Dataset listings of figures:
<<<<
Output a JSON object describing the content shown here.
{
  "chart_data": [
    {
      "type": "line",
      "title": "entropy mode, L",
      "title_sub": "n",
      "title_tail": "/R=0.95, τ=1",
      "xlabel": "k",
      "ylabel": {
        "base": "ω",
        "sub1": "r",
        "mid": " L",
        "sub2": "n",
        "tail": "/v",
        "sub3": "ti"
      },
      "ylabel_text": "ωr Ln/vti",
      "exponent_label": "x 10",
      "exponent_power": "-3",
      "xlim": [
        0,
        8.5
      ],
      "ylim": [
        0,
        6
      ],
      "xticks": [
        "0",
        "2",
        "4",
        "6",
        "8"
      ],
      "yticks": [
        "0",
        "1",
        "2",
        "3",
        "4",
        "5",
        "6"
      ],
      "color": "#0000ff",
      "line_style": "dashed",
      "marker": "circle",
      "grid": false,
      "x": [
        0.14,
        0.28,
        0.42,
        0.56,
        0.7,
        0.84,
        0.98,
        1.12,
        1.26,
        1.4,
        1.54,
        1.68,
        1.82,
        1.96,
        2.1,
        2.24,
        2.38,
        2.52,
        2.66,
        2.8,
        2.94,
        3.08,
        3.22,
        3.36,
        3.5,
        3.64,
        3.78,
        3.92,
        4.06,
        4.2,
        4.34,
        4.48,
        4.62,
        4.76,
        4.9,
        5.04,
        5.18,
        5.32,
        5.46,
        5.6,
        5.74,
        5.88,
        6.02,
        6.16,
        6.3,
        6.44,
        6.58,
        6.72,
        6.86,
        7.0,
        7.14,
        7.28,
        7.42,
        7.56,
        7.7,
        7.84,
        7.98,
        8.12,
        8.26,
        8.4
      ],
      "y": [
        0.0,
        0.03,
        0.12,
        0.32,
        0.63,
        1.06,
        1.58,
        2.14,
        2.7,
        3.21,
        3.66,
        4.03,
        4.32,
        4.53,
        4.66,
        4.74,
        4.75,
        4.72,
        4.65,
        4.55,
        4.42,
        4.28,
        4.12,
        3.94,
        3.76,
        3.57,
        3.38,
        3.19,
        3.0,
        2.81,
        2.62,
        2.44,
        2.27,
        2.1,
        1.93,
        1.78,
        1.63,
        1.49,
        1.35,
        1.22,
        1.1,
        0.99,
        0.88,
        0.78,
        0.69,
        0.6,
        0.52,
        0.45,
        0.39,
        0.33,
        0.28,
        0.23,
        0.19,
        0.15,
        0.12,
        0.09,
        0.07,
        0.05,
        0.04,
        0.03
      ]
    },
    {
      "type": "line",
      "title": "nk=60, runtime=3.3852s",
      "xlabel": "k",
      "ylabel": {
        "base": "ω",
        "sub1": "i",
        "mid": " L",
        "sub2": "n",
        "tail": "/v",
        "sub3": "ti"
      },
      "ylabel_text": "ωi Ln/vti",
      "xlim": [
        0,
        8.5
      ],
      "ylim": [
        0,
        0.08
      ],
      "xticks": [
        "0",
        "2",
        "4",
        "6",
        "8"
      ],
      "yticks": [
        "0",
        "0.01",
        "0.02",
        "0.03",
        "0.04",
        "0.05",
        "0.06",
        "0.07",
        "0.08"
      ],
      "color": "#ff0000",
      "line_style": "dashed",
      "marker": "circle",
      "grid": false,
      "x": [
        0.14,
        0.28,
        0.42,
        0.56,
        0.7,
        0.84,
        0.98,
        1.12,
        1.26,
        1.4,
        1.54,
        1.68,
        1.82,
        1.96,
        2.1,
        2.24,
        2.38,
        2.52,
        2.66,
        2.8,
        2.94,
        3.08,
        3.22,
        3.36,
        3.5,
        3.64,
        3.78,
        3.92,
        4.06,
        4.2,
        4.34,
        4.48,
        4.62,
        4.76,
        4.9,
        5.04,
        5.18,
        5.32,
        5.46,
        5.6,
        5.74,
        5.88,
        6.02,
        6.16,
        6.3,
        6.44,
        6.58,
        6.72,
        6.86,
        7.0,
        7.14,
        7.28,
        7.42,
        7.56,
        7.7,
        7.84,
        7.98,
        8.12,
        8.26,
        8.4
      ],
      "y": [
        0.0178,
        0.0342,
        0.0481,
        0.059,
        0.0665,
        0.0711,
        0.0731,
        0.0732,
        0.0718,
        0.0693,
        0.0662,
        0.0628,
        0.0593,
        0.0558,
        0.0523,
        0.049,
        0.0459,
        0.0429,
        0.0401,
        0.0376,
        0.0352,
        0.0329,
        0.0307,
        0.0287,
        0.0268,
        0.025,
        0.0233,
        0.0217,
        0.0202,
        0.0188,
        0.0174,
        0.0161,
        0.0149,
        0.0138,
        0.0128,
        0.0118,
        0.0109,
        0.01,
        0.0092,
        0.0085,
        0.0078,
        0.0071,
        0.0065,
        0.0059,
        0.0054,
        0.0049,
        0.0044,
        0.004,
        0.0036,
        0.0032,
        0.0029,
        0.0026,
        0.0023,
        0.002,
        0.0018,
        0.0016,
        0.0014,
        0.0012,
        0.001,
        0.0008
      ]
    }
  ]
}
>>>>
* AIM OF THE TASK: Copy down the whole of the data above, matching it exactly.

* RESULT OF THIS TASK:
Output a JSON object describing the content shown here.
{
  "chart_data": [
    {
      "type": "line",
      "title": "entropy mode, L",
      "title_sub": "n",
      "title_tail": "/R=0.95, τ=1",
      "xlabel": "k",
      "ylabel": {
        "base": "ω",
        "sub1": "r",
        "mid": " L",
        "sub2": "n",
        "tail": "/v",
        "sub3": "ti"
      },
      "ylabel_text": "ωr Ln/vti",
      "exponent_label": "x 10",
      "exponent_power": "-3",
      "xlim": [
        0,
        8.5
      ],
      "ylim": [
        0,
        6
      ],
      "xticks": [
        "0",
        "2",
        "4",
        "6",
        "8"
      ],
      "yticks": [
        "0",
        "1",
        "2",
        "3",
        "4",
        "5",
        "6"
      ],
      "color": "#0000ff",
      "line_style": "dashed",
      "marker": "circle",
      "grid": false,
      "x": [
        0.14,
        0.28,
        0.42,
        0.56,
        0.7,
        0.84,
        0.98,
        1.12,
        1.26,
        1.4,
        1.54,
        1.68,
        1.82,
        1.96,
        2.1,
        2.24,
        2.38,
        2.52,
        2.66,
        2.8,
        2.94,
        3.08,
        3.22,
        3.36,
        3.5,
        3.64,
        3.78,
        3.92,
        4.06,
        4.2,
        4.34,
        4.48,
        4.62,
        4.76,
        4.9,
        5.04,
        5.18,
        5.32,
        5.46,
        5.6,
        5.74,
        5.88,
        6.02,
        6.16,
        6.3,
        6.44,
        6.58,
        6.72,
        6.86,
        7.0,
        7.14,
        7.28,
        7.42,
        7.56,
        7.7,
        7.84,
        7.98,
        8.12,
        8.26,
        8.4
      ],
      "y": [
        0.0,
        0.03,
        0.12,
        0.32,
        0.63,
        1.06,
        1.58,
        2.14,
        2.7,
        3.21,
        3.66,
        4.03,
        4.32,
        4.53,
        4.66,
        4.74,
        4.75,
        4.72,
        4.65,
        4.55,
        4.42,
        4.28,
        4.12,
        3.94,
        3.76,
        3.57,
        3.38,
        3.19,
        3.0,
        2.81,
        2.62,
        2.44,
        2.27,
        2.1,
        1.93,
        1.78,
        1.63,
        1.49,
        1.35,
        1.22,
        1.1,
        0.99,
        0.88,
        0.78,
        0.69,
        0.6,
        0.52,
        0.45,
        0.39,
        0.33,
        0.28,
        0.23,
        0.19,
        0.15,
        0.12,
        0.09,
        0.07,
        0.05,
        0.04,
        0.03
      ]
    },
    {
      "type": "line",
      "title": "nk=60, runtime=3.3852s",
      "xlabel": "k",
      "ylabel": {
        "base": "ω",
        "sub1": "i",
        "mid": " L",
        "sub2": "n",
        "tail": "/v",
        "sub3": "ti"
      },
      "ylabel_text": "ωi Ln/vti",
      "xlim": [
        0,
        8.5
      ],
      "ylim": [
        0,
        0.08
      ],
      "xticks": [
        "0",
        "2",
        "4",
        "6",
        "8"
      ],
      "yticks": [
        "0",
        "0.01",
        "0.02",
        "0.03",
        "0.04",
        "0.05",
        "0.06",
        "0.07",
        "0.08"
      ],
      "color": "#ff0000",
      "line_style": "dashed",
      "marker": "circle",
      "grid": false,
      "x": [
        0.14,
        0.28,
        0.42,
        0.56,
        0.7,
        0.84,
        0.98,
        1.12,
        1.26,
        1.4,
        1.54,
        1.68,
        1.82,
        1.96,
        2.1,
        2.24,
        2.38,
        2.52,
        2.66,
        2.8,
        2.94,
        3.08,
        3.22,
        3.36,
        3.5,
        3.64,
        3.78,
        3.92,
        4.06,
        4.2,
        4.34,
        4.48,
        4.62,
        4.76,
        4.9,
        5.04,
        5.18,
        5.32,
        5.46,
        5.6,
        5.74,
        5.88,
        6.02,
        6.16,
        6.3,
        6.44,
        6.58,
        6.72,
        6.86,
        7.0,
        7.14,
        7.28,
        7.42,
        7.56,
        7.7,
        7.84,
        7.98,
        8.12,
        8.26,
        8.4
      ],
      "y": [
        0.0178,
        0.0342,
        0.0481,
        0.059,
        0.0665,
        0.0711,
        0.0731,
        0.0732,
        0.0718,
        0.0693,
        0.0662,
        0.0628,
        0.0593,
        0.0558,
        0.0523,
        0.049,
        0.0459,
        0.0429,
        0.0401,
        0.0376,
        0.0352,
        0.0329,
        0.0307,
        0.0287,
        0.0268,
        0.025,
        0.0233,
        0.0217,
        0.0202,
        0.0188,
        0.0174,
        0.0161,
        0.0149,
        0.0138,
        0.0128,
        0.0118,
        0.0109,
        0.01,
        0.0092,
        0.0085,
        0.0078,
        0.0071,
        0.0065,
        0.0059,
        0.0054,
        0.0049,
        0.0044,
        0.004,
        0.0036,
        0.0032,
        0.0029,
        0.0026,
        0.0023,
        0.002,
        0.0018,
        0.0016,
        0.0014,
        0.0012,
        0.001,
        0.0008
      ]
    }
  ]
}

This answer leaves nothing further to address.